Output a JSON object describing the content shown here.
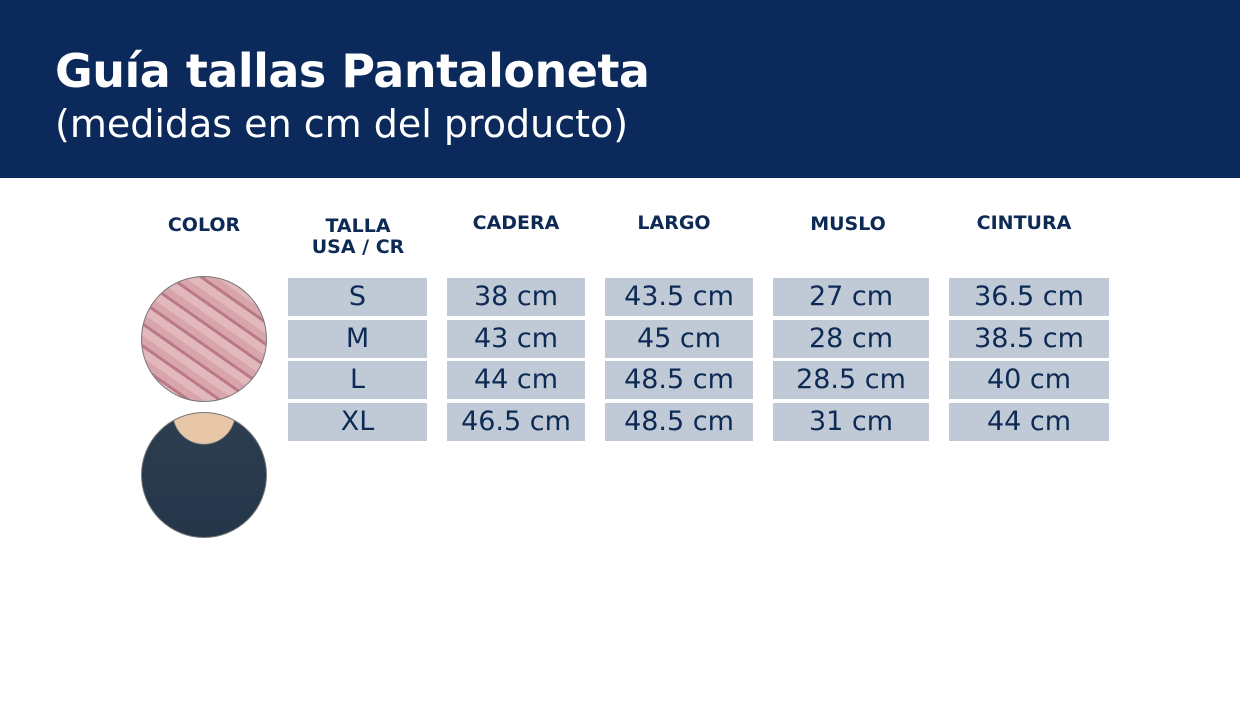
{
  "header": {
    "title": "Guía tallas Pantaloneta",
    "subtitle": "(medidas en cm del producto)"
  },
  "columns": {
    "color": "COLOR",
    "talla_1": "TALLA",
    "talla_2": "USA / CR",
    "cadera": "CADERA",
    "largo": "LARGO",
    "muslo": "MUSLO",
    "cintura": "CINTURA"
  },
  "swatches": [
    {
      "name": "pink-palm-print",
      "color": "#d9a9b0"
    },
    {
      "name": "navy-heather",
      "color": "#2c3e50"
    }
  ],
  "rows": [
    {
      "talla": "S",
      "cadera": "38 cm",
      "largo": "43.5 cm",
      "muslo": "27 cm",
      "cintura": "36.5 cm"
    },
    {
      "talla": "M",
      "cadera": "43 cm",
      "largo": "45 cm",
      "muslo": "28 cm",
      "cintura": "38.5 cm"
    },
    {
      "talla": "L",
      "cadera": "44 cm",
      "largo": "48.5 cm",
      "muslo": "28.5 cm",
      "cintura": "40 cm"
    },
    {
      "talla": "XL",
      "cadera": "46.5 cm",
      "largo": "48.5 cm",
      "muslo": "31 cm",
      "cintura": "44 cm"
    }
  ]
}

Task to complete:
Leave the pictures out and copy the rest of the data exactly.

Output for this exercise:
Output a JSON object describing the content shown here.
{
  "header": {
    "title": "Guía tallas Pantaloneta",
    "subtitle": "(medidas en cm del producto)"
  },
  "columns": {
    "color": "COLOR",
    "talla_1": "TALLA",
    "talla_2": "USA / CR",
    "cadera": "CADERA",
    "largo": "LARGO",
    "muslo": "MUSLO",
    "cintura": "CINTURA"
  },
  "swatches": [
    {
      "name": "pink-palm-print",
      "color": "#d9a9b0"
    },
    {
      "name": "navy-heather",
      "color": "#2c3e50"
    }
  ],
  "rows": [
    {
      "talla": "S",
      "cadera": "38 cm",
      "largo": "43.5 cm",
      "muslo": "27 cm",
      "cintura": "36.5 cm"
    },
    {
      "talla": "M",
      "cadera": "43 cm",
      "largo": "45 cm",
      "muslo": "28 cm",
      "cintura": "38.5 cm"
    },
    {
      "talla": "L",
      "cadera": "44 cm",
      "largo": "48.5 cm",
      "muslo": "28.5 cm",
      "cintura": "40 cm"
    },
    {
      "talla": "XL",
      "cadera": "46.5 cm",
      "largo": "48.5 cm",
      "muslo": "31 cm",
      "cintura": "44 cm"
    }
  ]
}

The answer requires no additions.